### Task statement
Write out every record below exactly as it appears.

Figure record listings
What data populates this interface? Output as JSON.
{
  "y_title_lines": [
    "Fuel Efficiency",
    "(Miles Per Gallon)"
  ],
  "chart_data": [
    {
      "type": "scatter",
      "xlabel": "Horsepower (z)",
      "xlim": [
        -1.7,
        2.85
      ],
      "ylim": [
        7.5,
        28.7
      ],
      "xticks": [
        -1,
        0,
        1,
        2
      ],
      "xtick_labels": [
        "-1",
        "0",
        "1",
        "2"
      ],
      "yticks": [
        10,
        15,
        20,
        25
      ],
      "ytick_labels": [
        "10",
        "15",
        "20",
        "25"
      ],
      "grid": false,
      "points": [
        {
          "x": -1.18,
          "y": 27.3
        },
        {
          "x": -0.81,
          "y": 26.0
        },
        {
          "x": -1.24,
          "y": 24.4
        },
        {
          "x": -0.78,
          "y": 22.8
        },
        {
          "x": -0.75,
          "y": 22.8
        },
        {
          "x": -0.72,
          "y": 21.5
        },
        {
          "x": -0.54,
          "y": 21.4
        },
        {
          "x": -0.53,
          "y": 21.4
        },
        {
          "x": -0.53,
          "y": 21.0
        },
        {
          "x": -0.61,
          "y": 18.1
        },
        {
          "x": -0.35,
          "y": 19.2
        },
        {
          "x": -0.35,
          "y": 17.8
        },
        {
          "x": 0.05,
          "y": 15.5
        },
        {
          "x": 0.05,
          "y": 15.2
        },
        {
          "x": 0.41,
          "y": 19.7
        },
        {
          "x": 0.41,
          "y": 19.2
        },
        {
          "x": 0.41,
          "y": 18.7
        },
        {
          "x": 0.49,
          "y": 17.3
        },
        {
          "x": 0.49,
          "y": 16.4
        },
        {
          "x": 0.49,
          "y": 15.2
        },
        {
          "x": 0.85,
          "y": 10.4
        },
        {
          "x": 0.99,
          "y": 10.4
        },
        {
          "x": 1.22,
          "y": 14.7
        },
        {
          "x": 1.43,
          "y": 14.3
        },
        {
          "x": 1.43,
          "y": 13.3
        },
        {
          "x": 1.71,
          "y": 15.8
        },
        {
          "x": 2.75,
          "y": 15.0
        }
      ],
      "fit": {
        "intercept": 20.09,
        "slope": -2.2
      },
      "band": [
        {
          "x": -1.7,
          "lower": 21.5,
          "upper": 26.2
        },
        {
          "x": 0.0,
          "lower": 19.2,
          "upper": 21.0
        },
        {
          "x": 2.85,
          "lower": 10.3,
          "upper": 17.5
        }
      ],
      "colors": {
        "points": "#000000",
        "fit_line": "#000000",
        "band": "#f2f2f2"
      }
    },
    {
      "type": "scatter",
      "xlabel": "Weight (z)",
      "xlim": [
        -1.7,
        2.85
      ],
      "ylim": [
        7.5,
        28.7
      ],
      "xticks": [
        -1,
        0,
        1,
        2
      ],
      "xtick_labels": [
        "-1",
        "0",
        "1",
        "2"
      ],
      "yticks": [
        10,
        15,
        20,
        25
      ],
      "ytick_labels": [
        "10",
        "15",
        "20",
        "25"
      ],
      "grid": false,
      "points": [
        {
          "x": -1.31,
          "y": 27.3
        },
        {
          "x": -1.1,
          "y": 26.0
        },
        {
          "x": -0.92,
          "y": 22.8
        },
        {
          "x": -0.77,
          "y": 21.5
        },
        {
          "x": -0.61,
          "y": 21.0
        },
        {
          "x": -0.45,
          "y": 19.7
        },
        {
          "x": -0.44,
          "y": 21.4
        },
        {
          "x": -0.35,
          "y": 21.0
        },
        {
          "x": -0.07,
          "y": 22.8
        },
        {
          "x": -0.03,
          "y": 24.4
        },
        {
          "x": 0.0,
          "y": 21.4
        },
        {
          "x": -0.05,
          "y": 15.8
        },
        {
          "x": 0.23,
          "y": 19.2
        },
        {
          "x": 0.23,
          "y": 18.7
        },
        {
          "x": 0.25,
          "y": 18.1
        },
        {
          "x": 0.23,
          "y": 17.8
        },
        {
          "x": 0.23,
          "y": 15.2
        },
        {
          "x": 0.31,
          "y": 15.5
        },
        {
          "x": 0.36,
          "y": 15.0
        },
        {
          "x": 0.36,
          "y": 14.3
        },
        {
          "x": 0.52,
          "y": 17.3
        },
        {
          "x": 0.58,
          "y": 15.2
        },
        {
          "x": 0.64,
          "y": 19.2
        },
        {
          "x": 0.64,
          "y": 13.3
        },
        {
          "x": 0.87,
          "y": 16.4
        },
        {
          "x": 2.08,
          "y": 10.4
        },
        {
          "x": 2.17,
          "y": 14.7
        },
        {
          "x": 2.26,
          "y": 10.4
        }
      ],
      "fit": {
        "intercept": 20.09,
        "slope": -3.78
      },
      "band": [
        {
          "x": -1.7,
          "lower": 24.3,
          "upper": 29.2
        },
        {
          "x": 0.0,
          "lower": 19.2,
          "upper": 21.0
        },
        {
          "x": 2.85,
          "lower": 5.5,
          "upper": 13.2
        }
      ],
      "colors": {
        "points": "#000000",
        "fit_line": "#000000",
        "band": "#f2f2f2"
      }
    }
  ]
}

### Written reply
What data populates this interface? Output as JSON.
{
  "y_title_lines": [
    "Fuel Efficiency",
    "(Miles Per Gallon)"
  ],
  "chart_data": [
    {
      "type": "scatter",
      "xlabel": "Horsepower (z)",
      "xlim": [
        -1.7,
        2.85
      ],
      "ylim": [
        7.5,
        28.7
      ],
      "xticks": [
        -1,
        0,
        1,
        2
      ],
      "xtick_labels": [
        "-1",
        "0",
        "1",
        "2"
      ],
      "yticks": [
        10,
        15,
        20,
        25
      ],
      "ytick_labels": [
        "10",
        "15",
        "20",
        "25"
      ],
      "grid": false,
      "points": [
        {
          "x": -1.18,
          "y": 27.3
        },
        {
          "x": -0.81,
          "y": 26.0
        },
        {
          "x": -1.24,
          "y": 24.4
        },
        {
          "x": -0.78,
          "y": 22.8
        },
        {
          "x": -0.75,
          "y": 22.8
        },
        {
          "x": -0.72,
          "y": 21.5
        },
        {
          "x": -0.54,
          "y": 21.4
        },
        {
          "x": -0.53,
          "y": 21.4
        },
        {
          "x": -0.53,
          "y": 21.0
        },
        {
          "x": -0.61,
          "y": 18.1
        },
        {
          "x": -0.35,
          "y": 19.2
        },
        {
          "x": -0.35,
          "y": 17.8
        },
        {
          "x": 0.05,
          "y": 15.5
        },
        {
          "x": 0.05,
          "y": 15.2
        },
        {
          "x": 0.41,
          "y": 19.7
        },
        {
          "x": 0.41,
          "y": 19.2
        },
        {
          "x": 0.41,
          "y": 18.7
        },
        {
          "x": 0.49,
          "y": 17.3
        },
        {
          "x": 0.49,
          "y": 16.4
        },
        {
          "x": 0.49,
          "y": 15.2
        },
        {
          "x": 0.85,
          "y": 10.4
        },
        {
          "x": 0.99,
          "y": 10.4
        },
        {
          "x": 1.22,
          "y": 14.7
        },
        {
          "x": 1.43,
          "y": 14.3
        },
        {
          "x": 1.43,
          "y": 13.3
        },
        {
          "x": 1.71,
          "y": 15.8
        },
        {
          "x": 2.75,
          "y": 15.0
        }
      ],
      "fit": {
        "intercept": 20.09,
        "slope": -2.2
      },
      "band": [
        {
          "x": -1.7,
          "lower": 21.5,
          "upper": 26.2
        },
        {
          "x": 0.0,
          "lower": 19.2,
          "upper": 21.0
        },
        {
          "x": 2.85,
          "lower": 10.3,
          "upper": 17.5
        }
      ],
      "colors": {
        "points": "#000000",
        "fit_line": "#000000",
        "band": "#f2f2f2"
      }
    },
    {
      "type": "scatter",
      "xlabel": "Weight (z)",
      "xlim": [
        -1.7,
        2.85
      ],
      "ylim": [
        7.5,
        28.7
      ],
      "xticks": [
        -1,
        0,
        1,
        2
      ],
      "xtick_labels": [
        "-1",
        "0",
        "1",
        "2"
      ],
      "yticks": [
        10,
        15,
        20,
        25
      ],
      "ytick_labels": [
        "10",
        "15",
        "20",
        "25"
      ],
      "grid": false,
      "points": [
        {
          "x": -1.31,
          "y": 27.3
        },
        {
          "x": -1.1,
          "y": 26.0
        },
        {
          "x": -0.92,
          "y": 22.8
        },
        {
          "x": -0.77,
          "y": 21.5
        },
        {
          "x": -0.61,
          "y": 21.0
        },
        {
          "x": -0.45,
          "y": 19.7
        },
        {
          "x": -0.44,
          "y": 21.4
        },
        {
          "x": -0.35,
          "y": 21.0
        },
        {
          "x": -0.07,
          "y": 22.8
        },
        {
          "x": -0.03,
          "y": 24.4
        },
        {
          "x": 0.0,
          "y": 21.4
        },
        {
          "x": -0.05,
          "y": 15.8
        },
        {
          "x": 0.23,
          "y": 19.2
        },
        {
          "x": 0.23,
          "y": 18.7
        },
        {
          "x": 0.25,
          "y": 18.1
        },
        {
          "x": 0.23,
          "y": 17.8
        },
        {
          "x": 0.23,
          "y": 15.2
        },
        {
          "x": 0.31,
          "y": 15.5
        },
        {
          "x": 0.36,
          "y": 15.0
        },
        {
          "x": 0.36,
          "y": 14.3
        },
        {
          "x": 0.52,
          "y": 17.3
        },
        {
          "x": 0.58,
          "y": 15.2
        },
        {
          "x": 0.64,
          "y": 19.2
        },
        {
          "x": 0.64,
          "y": 13.3
        },
        {
          "x": 0.87,
          "y": 16.4
        },
        {
          "x": 2.08,
          "y": 10.4
        },
        {
          "x": 2.17,
          "y": 14.7
        },
        {
          "x": 2.26,
          "y": 10.4
        }
      ],
      "fit": {
        "intercept": 20.09,
        "slope": -3.78
      },
      "band": [
        {
          "x": -1.7,
          "lower": 24.3,
          "upper": 29.2
        },
        {
          "x": 0.0,
          "lower": 19.2,
          "upper": 21.0
        },
        {
          "x": 2.85,
          "lower": 5.5,
          "upper": 13.2
        }
      ],
      "colors": {
        "points": "#000000",
        "fit_line": "#000000",
        "band": "#f2f2f2"
      }
    }
  ]
}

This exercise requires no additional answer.